Data entries
========================================================================

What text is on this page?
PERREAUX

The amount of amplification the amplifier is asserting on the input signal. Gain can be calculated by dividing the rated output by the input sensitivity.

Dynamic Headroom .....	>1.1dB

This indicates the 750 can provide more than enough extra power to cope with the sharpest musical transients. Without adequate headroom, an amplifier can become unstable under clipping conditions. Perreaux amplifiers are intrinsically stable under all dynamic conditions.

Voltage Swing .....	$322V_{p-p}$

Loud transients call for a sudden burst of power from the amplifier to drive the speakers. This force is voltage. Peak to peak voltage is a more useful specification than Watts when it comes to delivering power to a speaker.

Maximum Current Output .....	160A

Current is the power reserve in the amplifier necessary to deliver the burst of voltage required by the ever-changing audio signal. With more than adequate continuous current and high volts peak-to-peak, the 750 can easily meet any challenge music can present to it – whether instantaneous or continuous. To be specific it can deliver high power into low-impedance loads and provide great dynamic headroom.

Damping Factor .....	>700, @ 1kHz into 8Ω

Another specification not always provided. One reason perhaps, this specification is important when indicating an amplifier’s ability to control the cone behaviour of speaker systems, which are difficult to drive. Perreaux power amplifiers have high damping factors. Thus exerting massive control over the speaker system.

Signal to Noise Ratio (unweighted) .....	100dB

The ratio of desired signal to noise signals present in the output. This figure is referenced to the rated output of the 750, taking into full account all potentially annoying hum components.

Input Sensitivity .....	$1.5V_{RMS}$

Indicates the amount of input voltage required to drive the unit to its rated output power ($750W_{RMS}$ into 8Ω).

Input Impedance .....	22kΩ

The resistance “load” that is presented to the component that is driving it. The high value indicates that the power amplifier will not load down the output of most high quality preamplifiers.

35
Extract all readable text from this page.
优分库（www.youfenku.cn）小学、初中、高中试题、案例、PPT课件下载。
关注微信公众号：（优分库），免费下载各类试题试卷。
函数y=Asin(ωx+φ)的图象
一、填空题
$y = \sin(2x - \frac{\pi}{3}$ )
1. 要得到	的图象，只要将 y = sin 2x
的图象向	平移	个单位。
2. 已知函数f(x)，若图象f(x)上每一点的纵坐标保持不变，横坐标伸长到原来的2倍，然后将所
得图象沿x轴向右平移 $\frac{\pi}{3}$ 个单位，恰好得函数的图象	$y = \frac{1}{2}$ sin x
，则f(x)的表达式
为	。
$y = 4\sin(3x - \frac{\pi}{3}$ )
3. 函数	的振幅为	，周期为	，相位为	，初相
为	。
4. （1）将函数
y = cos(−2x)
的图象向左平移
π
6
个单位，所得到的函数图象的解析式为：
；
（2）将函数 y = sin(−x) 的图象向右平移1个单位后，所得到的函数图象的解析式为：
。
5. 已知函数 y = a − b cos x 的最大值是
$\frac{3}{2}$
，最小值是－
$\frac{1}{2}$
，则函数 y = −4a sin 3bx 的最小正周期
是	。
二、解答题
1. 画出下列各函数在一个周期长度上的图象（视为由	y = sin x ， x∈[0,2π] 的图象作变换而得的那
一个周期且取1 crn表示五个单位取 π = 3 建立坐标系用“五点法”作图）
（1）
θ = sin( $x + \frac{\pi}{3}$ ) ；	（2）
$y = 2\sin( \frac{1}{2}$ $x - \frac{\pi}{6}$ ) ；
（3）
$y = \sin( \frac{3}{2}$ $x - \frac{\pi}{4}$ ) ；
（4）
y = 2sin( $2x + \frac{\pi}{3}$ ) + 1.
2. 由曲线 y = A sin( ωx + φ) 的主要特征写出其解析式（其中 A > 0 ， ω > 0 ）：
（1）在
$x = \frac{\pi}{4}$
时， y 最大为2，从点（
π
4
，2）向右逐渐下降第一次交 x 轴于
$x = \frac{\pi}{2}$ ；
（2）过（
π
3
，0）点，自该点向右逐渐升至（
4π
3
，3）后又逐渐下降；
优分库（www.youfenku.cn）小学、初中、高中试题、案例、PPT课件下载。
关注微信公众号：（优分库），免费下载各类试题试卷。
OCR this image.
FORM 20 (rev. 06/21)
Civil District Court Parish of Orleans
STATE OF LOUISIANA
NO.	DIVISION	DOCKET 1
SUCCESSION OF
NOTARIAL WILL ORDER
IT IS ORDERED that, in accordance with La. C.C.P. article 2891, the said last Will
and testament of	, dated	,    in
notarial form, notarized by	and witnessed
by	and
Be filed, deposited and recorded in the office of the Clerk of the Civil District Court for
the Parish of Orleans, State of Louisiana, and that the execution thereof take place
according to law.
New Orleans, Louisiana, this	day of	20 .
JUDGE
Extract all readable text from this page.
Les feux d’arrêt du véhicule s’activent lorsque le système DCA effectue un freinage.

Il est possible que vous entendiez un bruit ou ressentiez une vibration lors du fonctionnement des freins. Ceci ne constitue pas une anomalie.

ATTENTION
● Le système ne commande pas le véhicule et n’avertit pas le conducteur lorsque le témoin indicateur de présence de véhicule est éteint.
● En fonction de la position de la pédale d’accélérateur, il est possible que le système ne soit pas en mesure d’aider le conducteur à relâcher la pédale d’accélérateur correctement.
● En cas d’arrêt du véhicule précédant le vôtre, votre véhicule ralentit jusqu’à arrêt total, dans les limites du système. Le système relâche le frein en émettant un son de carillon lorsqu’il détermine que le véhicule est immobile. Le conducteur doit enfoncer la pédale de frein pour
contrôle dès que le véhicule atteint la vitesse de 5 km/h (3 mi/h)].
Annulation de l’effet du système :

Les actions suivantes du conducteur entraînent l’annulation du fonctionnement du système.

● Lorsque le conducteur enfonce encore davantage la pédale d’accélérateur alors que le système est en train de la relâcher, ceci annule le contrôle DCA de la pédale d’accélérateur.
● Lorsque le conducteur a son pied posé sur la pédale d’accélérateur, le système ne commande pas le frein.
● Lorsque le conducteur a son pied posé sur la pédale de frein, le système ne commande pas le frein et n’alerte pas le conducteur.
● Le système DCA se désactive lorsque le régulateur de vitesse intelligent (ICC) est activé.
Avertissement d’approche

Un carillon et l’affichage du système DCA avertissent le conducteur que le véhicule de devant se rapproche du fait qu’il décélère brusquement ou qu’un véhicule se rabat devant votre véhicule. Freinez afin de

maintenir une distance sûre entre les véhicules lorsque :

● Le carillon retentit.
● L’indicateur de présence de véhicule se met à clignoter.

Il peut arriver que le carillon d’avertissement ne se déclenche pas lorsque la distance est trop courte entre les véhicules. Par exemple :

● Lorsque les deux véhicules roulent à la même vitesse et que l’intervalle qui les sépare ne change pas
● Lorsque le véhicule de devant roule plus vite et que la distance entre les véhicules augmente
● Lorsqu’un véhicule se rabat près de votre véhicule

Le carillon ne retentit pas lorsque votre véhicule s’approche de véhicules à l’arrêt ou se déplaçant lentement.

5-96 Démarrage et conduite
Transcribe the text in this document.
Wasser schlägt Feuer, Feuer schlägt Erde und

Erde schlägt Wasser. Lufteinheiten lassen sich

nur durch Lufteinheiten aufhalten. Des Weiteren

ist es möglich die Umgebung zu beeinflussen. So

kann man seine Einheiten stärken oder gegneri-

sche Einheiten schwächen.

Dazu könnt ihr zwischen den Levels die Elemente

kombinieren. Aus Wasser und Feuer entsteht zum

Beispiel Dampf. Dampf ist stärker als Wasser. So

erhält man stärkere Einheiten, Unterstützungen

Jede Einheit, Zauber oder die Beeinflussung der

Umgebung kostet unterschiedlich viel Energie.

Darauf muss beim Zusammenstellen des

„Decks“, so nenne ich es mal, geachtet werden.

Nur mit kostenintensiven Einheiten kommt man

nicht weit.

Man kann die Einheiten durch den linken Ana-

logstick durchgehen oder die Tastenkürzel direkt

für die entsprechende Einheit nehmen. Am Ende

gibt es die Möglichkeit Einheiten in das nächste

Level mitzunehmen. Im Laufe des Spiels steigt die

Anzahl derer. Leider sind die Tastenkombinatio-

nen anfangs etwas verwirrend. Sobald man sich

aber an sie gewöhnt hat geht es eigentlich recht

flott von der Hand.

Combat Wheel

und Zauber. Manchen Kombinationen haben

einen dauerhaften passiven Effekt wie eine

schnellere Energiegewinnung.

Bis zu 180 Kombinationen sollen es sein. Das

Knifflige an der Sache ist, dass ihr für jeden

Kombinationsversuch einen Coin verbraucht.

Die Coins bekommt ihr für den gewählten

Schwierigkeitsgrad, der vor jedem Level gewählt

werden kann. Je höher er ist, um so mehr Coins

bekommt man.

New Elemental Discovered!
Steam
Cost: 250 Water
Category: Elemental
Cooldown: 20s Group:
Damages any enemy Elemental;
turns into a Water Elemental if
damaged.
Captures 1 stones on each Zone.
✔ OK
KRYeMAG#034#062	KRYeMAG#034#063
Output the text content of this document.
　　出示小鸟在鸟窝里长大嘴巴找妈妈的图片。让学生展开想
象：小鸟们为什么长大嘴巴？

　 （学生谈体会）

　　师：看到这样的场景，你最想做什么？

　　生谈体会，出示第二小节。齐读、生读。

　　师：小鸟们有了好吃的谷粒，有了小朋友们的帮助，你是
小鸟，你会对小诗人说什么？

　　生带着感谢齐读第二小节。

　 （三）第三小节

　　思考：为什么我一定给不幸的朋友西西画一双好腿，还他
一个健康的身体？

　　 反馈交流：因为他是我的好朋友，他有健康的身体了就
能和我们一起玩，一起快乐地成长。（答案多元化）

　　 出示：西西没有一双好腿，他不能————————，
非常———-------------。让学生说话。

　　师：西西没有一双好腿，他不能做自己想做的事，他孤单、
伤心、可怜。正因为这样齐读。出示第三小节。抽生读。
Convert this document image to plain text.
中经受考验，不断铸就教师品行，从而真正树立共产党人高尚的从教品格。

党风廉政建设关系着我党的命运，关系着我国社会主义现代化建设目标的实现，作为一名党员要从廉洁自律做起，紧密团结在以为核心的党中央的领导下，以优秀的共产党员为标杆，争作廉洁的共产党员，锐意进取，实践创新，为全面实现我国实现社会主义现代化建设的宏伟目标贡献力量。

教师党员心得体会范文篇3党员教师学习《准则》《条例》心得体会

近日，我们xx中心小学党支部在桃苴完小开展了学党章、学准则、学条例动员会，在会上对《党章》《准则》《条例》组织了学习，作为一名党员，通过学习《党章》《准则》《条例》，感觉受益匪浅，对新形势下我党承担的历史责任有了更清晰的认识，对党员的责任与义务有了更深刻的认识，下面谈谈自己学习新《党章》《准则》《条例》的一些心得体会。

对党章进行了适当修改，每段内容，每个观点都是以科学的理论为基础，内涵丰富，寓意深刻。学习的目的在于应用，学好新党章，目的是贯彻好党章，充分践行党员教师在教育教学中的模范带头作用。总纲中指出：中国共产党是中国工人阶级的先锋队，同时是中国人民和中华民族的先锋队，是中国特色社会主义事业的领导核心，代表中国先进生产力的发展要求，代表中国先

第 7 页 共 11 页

========================================================================

What to produce - Each line above that includes "image" counts once; state the total and nothing more.

Result below - 2